[To do] Below are records; count the lines in them that hold "АВТО" and give only the count.

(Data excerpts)
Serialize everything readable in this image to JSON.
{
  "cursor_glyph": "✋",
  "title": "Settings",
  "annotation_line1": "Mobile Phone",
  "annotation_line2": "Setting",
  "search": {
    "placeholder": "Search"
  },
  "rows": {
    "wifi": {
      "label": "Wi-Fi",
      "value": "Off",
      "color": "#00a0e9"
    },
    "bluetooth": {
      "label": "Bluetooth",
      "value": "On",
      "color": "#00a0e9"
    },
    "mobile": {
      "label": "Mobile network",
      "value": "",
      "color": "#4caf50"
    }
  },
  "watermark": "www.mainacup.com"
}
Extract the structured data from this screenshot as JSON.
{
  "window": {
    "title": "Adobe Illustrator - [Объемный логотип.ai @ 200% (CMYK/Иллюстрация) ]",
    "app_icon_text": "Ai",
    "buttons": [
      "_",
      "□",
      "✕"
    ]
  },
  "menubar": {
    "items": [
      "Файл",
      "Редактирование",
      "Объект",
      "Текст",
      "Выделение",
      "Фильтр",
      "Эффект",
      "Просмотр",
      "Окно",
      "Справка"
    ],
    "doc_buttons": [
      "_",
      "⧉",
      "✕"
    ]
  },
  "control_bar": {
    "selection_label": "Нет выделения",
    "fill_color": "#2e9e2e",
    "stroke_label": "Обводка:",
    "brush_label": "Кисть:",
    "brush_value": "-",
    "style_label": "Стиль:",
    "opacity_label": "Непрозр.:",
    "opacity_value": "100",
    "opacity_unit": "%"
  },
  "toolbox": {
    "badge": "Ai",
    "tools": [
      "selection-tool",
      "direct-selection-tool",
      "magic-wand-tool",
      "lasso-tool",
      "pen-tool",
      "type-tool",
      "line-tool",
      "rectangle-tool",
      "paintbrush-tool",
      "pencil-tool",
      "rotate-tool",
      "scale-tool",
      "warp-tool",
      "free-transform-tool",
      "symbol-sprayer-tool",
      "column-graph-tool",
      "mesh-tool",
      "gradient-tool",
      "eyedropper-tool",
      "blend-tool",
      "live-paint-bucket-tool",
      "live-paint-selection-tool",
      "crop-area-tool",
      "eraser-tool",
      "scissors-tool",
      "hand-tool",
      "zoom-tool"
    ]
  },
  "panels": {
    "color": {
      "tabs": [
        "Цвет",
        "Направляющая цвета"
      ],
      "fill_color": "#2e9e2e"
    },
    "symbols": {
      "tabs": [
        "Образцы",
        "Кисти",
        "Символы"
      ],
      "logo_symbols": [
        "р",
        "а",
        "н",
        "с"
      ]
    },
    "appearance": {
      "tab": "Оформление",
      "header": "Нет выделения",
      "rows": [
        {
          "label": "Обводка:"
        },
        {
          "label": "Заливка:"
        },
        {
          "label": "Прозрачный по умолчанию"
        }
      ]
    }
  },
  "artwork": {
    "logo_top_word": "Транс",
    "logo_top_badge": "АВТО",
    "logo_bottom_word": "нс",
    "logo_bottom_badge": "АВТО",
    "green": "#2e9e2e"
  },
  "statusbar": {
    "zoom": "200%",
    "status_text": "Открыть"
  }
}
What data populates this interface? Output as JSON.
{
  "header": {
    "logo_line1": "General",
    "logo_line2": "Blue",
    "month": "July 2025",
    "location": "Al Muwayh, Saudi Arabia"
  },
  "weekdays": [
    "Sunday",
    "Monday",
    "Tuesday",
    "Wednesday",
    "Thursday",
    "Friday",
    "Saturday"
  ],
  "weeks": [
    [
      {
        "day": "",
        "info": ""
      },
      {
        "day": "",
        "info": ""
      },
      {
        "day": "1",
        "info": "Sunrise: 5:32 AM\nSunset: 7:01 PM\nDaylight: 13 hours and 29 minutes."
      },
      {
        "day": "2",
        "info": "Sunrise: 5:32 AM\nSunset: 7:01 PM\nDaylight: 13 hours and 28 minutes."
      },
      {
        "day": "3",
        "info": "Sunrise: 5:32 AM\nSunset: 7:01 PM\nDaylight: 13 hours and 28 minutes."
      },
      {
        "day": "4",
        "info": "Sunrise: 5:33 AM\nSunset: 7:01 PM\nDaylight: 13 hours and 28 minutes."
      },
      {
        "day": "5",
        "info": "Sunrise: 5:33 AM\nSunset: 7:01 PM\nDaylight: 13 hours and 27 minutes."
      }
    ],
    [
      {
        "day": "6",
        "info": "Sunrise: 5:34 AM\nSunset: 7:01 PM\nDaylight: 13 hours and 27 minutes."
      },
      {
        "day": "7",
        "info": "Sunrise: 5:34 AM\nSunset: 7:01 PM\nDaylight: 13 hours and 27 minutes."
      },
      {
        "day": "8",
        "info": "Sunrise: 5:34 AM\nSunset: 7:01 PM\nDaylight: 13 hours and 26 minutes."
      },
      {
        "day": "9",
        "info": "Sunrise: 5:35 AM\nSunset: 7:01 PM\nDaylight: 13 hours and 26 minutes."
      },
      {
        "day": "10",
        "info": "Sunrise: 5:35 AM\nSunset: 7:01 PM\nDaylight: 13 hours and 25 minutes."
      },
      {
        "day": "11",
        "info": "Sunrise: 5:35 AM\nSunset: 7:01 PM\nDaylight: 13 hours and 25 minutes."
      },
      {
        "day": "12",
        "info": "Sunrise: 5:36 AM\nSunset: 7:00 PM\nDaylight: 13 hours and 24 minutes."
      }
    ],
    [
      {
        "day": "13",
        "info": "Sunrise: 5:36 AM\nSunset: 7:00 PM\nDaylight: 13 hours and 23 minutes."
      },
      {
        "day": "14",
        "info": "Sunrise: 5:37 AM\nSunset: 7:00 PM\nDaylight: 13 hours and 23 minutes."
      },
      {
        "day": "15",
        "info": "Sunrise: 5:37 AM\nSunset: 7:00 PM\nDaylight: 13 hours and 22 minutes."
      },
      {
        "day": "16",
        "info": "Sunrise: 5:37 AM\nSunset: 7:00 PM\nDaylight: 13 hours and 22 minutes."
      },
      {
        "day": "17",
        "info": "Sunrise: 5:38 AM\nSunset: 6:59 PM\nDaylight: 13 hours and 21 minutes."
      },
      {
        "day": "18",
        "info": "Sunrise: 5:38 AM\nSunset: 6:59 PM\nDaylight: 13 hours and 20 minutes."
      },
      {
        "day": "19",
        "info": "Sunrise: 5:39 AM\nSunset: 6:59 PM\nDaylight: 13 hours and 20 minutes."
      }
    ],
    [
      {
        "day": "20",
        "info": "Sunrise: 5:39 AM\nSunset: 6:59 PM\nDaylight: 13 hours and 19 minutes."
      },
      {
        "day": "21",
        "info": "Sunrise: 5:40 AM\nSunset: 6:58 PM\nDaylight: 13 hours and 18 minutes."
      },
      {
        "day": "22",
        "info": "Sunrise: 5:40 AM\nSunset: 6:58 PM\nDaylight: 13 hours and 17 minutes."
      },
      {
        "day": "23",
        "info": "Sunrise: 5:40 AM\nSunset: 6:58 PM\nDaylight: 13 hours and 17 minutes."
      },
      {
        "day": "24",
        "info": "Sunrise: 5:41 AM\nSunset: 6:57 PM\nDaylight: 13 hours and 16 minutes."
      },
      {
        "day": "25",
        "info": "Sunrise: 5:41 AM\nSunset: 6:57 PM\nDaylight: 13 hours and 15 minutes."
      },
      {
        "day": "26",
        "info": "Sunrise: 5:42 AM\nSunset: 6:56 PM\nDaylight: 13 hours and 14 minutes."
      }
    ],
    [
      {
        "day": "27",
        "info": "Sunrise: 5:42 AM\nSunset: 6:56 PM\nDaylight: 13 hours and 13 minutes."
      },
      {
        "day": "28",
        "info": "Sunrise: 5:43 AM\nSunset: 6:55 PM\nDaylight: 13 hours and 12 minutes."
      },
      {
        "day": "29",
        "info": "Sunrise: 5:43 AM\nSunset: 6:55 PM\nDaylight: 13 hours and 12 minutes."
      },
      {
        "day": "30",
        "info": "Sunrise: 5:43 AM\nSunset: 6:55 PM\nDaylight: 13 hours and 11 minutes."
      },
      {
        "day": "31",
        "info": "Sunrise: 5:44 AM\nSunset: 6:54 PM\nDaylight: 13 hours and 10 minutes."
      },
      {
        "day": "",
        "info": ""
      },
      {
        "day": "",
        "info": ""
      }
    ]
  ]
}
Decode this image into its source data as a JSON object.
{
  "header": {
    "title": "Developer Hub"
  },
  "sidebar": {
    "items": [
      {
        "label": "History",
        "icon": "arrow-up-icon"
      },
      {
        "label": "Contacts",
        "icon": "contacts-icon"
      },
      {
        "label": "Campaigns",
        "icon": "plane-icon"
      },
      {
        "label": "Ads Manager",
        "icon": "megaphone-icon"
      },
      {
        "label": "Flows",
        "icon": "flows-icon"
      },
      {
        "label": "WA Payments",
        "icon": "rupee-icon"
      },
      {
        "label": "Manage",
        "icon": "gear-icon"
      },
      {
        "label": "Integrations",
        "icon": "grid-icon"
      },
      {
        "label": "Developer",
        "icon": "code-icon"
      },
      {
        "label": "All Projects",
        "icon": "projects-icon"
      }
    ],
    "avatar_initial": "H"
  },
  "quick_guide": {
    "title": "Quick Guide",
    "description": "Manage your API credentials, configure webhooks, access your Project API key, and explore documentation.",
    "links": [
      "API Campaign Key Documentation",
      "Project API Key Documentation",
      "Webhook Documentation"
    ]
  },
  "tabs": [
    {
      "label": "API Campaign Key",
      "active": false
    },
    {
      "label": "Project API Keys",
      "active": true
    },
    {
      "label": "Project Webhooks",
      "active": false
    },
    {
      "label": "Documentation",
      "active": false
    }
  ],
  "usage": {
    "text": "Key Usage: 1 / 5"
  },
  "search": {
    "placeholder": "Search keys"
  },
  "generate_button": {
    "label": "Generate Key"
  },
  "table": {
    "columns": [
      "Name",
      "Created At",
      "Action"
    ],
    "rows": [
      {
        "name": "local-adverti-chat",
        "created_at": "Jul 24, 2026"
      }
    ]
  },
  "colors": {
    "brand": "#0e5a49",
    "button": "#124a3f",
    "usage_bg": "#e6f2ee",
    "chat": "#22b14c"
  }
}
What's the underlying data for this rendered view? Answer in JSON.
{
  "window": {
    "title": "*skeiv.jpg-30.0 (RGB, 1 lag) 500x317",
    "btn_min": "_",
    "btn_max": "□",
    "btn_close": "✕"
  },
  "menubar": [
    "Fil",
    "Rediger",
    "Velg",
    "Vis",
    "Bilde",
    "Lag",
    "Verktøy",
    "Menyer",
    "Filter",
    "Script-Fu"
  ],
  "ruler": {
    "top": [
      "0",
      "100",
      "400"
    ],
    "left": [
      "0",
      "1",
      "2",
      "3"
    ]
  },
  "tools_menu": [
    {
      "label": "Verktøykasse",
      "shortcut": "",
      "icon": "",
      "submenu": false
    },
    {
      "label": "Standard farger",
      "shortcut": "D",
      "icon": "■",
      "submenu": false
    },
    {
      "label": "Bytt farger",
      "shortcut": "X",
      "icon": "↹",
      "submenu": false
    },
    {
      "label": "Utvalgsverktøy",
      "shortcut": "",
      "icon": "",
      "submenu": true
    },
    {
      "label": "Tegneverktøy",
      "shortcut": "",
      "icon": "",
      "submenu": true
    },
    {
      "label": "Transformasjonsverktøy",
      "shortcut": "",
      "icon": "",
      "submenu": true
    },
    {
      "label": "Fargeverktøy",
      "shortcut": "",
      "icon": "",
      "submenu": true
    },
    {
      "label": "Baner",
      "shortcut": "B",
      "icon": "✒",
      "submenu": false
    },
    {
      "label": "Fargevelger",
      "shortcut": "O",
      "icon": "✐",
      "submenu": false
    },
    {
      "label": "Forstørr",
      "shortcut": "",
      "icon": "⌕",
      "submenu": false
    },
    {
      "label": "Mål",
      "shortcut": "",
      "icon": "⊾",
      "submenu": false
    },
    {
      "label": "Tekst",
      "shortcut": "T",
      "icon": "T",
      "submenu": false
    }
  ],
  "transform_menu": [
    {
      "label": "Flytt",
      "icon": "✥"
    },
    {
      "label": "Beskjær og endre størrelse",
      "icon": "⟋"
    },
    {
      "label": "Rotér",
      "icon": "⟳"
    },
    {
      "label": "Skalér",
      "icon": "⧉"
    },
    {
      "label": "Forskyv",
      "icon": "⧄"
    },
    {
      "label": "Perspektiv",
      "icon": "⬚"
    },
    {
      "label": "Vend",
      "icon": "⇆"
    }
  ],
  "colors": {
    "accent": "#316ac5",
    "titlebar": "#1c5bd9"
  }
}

[Correct output] 2